- **TASK REQUIREMENTS**
Give the listing below again in full, exactly as written.

- **RECORDS FOR THE EXERCISE**
= = = = = = =

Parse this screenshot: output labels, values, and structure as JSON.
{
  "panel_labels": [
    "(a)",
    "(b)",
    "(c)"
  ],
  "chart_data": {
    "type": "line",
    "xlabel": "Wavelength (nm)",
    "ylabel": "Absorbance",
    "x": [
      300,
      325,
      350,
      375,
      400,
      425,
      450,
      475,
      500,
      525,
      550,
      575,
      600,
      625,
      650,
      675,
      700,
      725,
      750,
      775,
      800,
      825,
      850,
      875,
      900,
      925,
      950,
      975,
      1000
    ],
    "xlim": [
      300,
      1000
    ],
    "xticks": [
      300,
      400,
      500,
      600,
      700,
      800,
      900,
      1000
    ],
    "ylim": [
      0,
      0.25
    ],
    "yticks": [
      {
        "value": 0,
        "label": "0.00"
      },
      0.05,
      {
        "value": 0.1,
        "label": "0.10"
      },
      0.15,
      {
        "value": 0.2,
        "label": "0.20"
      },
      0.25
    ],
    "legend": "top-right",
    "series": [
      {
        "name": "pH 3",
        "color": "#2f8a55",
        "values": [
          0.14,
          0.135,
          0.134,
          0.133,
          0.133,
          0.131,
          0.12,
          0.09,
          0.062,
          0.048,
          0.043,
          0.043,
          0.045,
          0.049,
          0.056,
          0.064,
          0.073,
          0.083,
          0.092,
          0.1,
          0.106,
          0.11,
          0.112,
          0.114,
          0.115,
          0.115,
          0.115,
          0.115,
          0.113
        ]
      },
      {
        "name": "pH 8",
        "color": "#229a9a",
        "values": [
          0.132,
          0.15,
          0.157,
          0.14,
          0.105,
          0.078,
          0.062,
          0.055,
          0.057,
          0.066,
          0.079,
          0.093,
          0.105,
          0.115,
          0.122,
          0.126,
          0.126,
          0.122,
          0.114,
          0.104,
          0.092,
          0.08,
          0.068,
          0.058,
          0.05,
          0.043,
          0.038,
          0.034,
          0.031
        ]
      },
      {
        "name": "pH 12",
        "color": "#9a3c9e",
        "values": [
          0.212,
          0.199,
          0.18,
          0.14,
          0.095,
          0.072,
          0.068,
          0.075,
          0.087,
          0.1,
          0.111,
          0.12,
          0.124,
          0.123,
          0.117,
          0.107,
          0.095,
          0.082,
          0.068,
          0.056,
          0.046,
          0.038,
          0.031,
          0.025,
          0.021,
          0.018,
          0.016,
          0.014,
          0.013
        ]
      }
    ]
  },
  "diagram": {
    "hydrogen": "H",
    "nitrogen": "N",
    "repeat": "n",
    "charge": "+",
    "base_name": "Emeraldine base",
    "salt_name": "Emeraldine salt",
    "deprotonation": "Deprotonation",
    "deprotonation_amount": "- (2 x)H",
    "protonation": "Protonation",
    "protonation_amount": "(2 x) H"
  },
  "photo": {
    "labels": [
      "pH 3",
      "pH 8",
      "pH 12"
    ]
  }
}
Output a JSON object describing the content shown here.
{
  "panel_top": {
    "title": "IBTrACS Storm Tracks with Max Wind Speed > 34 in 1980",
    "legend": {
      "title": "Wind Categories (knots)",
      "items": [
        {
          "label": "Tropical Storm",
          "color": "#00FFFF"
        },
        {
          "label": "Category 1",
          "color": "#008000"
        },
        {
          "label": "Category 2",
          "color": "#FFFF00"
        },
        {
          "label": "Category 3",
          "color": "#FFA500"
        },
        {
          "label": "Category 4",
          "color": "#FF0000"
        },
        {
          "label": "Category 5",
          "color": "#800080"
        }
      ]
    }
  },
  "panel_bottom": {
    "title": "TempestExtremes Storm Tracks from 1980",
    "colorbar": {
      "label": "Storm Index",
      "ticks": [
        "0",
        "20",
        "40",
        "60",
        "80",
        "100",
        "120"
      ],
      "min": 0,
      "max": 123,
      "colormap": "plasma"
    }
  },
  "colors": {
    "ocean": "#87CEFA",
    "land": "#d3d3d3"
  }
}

= = = = = = =

- **WRITTEN ANSWER**
Parse this screenshot: output labels, values, and structure as JSON.
{
  "panel_labels": [
    "(a)",
    "(b)",
    "(c)"
  ],
  "chart_data": {
    "type": "line",
    "xlabel": "Wavelength (nm)",
    "ylabel": "Absorbance",
    "x": [
      300,
      325,
      350,
      375,
      400,
      425,
      450,
      475,
      500,
      525,
      550,
      575,
      600,
      625,
      650,
      675,
      700,
      725,
      750,
      775,
      800,
      825,
      850,
      875,
      900,
      925,
      950,
      975,
      1000
    ],
    "xlim": [
      300,
      1000
    ],
    "xticks": [
      300,
      400,
      500,
      600,
      700,
      800,
      900,
      1000
    ],
    "ylim": [
      0,
      0.25
    ],
    "yticks": [
      {
        "value": 0,
        "label": "0.00"
      },
      0.05,
      {
        "value": 0.1,
        "label": "0.10"
      },
      0.15,
      {
        "value": 0.2,
        "label": "0.20"
      },
      0.25
    ],
    "legend": "top-right",
    "series": [
      {
        "name": "pH 3",
        "color": "#2f8a55",
        "values": [
          0.14,
          0.135,
          0.134,
          0.133,
          0.133,
          0.131,
          0.12,
          0.09,
          0.062,
          0.048,
          0.043,
          0.043,
          0.045,
          0.049,
          0.056,
          0.064,
          0.073,
          0.083,
          0.092,
          0.1,
          0.106,
          0.11,
          0.112,
          0.114,
          0.115,
          0.115,
          0.115,
          0.115,
          0.113
        ]
      },
      {
        "name": "pH 8",
        "color": "#229a9a",
        "values": [
          0.132,
          0.15,
          0.157,
          0.14,
          0.105,
          0.078,
          0.062,
          0.055,
          0.057,
          0.066,
          0.079,
          0.093,
          0.105,
          0.115,
          0.122,
          0.126,
          0.126,
          0.122,
          0.114,
          0.104,
          0.092,
          0.08,
          0.068,
          0.058,
          0.05,
          0.043,
          0.038,
          0.034,
          0.031
        ]
      },
      {
        "name": "pH 12",
        "color": "#9a3c9e",
        "values": [
          0.212,
          0.199,
          0.18,
          0.14,
          0.095,
          0.072,
          0.068,
          0.075,
          0.087,
          0.1,
          0.111,
          0.12,
          0.124,
          0.123,
          0.117,
          0.107,
          0.095,
          0.082,
          0.068,
          0.056,
          0.046,
          0.038,
          0.031,
          0.025,
          0.021,
          0.018,
          0.016,
          0.014,
          0.013
        ]
      }
    ]
  },
  "diagram": {
    "hydrogen": "H",
    "nitrogen": "N",
    "repeat": "n",
    "charge": "+",
    "base_name": "Emeraldine base",
    "salt_name": "Emeraldine salt",
    "deprotonation": "Deprotonation",
    "deprotonation_amount": "- (2 x)H",
    "protonation": "Protonation",
    "protonation_amount": "(2 x) H"
  },
  "photo": {
    "labels": [
      "pH 3",
      "pH 8",
      "pH 12"
    ]
  }
}
Output a JSON object describing the content shown here.
{
  "panel_top": {
    "title": "IBTrACS Storm Tracks with Max Wind Speed > 34 in 1980",
    "legend": {
      "title": "Wind Categories (knots)",
      "items": [
        {
          "label": "Tropical Storm",
          "color": "#00FFFF"
        },
        {
          "label": "Category 1",
          "color": "#008000"
        },
        {
          "label": "Category 2",
          "color": "#FFFF00"
        },
        {
          "label": "Category 3",
          "color": "#FFA500"
        },
        {
          "label": "Category 4",
          "color": "#FF0000"
        },
        {
          "label": "Category 5",
          "color": "#800080"
        }
      ]
    }
  },
  "panel_bottom": {
    "title": "TempestExtremes Storm Tracks from 1980",
    "colorbar": {
      "label": "Storm Index",
      "ticks": [
        "0",
        "20",
        "40",
        "60",
        "80",
        "100",
        "120"
      ],
      "min": 0,
      "max": 123,
      "colormap": "plasma"
    }
  },
  "colors": {
    "ocean": "#87CEFA",
    "land": "#d3d3d3"
  }
}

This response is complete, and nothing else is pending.